REQUIRED TASK.
Output the full listing below exactly, without the pictures.

WORKING DATA.

%%

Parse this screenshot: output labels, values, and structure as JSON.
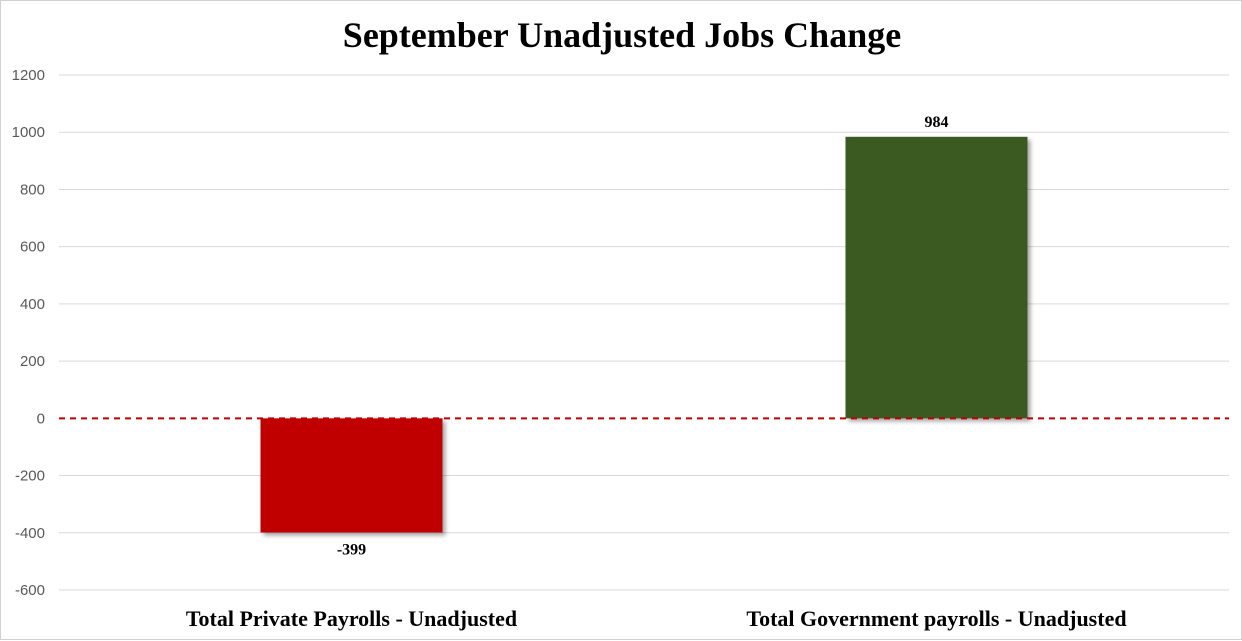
{
  "chart_data": {
    "type": "bar",
    "title": "September Unadjusted Jobs Change",
    "categories": [
      "Total Private Payrolls - Unadjusted",
      "Total Government payrolls - Unadjusted"
    ],
    "values": [
      -399,
      984
    ],
    "data_labels": [
      "-399",
      "984"
    ],
    "bar_colors": [
      "#c00000",
      "#3a5a24"
    ],
    "ylim": [
      -600,
      1200
    ],
    "yticks": [
      1200,
      1000,
      800,
      600,
      400,
      200,
      0,
      -200,
      -400,
      -600
    ],
    "ytick_labels": [
      "1200",
      "1000",
      "800",
      "600",
      "400",
      "200",
      "0",
      "-200",
      "-400",
      "-600"
    ],
    "grid": true,
    "zero_line": {
      "style": "dashed",
      "color": "#c00000"
    },
    "legend": "none"
  }
}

%%

THE RESULT.
Parse this screenshot: output labels, values, and structure as JSON.
{
  "chart_data": {
    "type": "bar",
    "title": "September Unadjusted Jobs Change",
    "categories": [
      "Total Private Payrolls - Unadjusted",
      "Total Government payrolls - Unadjusted"
    ],
    "values": [
      -399,
      984
    ],
    "data_labels": [
      "-399",
      "984"
    ],
    "bar_colors": [
      "#c00000",
      "#3a5a24"
    ],
    "ylim": [
      -600,
      1200
    ],
    "yticks": [
      1200,
      1000,
      800,
      600,
      400,
      200,
      0,
      -200,
      -400,
      -600
    ],
    "ytick_labels": [
      "1200",
      "1000",
      "800",
      "600",
      "400",
      "200",
      "0",
      "-200",
      "-400",
      "-600"
    ],
    "grid": true,
    "zero_line": {
      "style": "dashed",
      "color": "#c00000"
    },
    "legend": "none"
  }
}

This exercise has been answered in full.